Write out the data below in full. Keep it exact.

[Structured figure records]
--

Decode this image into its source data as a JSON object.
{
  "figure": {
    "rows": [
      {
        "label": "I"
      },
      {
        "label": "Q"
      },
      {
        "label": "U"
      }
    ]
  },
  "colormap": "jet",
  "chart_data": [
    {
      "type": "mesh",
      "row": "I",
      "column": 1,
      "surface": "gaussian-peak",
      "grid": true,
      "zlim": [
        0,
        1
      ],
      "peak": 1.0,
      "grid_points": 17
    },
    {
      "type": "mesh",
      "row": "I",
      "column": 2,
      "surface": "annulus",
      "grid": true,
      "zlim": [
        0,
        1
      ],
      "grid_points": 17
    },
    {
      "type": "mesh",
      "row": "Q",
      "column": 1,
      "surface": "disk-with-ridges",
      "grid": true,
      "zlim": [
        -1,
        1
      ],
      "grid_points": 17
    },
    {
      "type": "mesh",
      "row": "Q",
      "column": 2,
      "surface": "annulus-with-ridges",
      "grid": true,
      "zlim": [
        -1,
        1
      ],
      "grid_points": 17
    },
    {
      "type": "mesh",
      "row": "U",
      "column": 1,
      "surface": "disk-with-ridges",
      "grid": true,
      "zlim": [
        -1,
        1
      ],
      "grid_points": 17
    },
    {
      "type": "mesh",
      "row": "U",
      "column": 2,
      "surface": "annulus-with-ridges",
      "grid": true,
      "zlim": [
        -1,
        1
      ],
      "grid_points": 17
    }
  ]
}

--

- Answer for the task -
Decode this image into its source data as a JSON object.
{
  "figure": {
    "rows": [
      {
        "label": "I"
      },
      {
        "label": "Q"
      },
      {
        "label": "U"
      }
    ]
  },
  "colormap": "jet",
  "chart_data": [
    {
      "type": "mesh",
      "row": "I",
      "column": 1,
      "surface": "gaussian-peak",
      "grid": true,
      "zlim": [
        0,
        1
      ],
      "peak": 1.0,
      "grid_points": 17
    },
    {
      "type": "mesh",
      "row": "I",
      "column": 2,
      "surface": "annulus",
      "grid": true,
      "zlim": [
        0,
        1
      ],
      "grid_points": 17
    },
    {
      "type": "mesh",
      "row": "Q",
      "column": 1,
      "surface": "disk-with-ridges",
      "grid": true,
      "zlim": [
        -1,
        1
      ],
      "grid_points": 17
    },
    {
      "type": "mesh",
      "row": "Q",
      "column": 2,
      "surface": "annulus-with-ridges",
      "grid": true,
      "zlim": [
        -1,
        1
      ],
      "grid_points": 17
    },
    {
      "type": "mesh",
      "row": "U",
      "column": 1,
      "surface": "disk-with-ridges",
      "grid": true,
      "zlim": [
        -1,
        1
      ],
      "grid_points": 17
    },
    {
      "type": "mesh",
      "row": "U",
      "column": 2,
      "surface": "annulus-with-ridges",
      "grid": true,
      "zlim": [
        -1,
        1
      ],
      "grid_points": 17
    }
  ]
}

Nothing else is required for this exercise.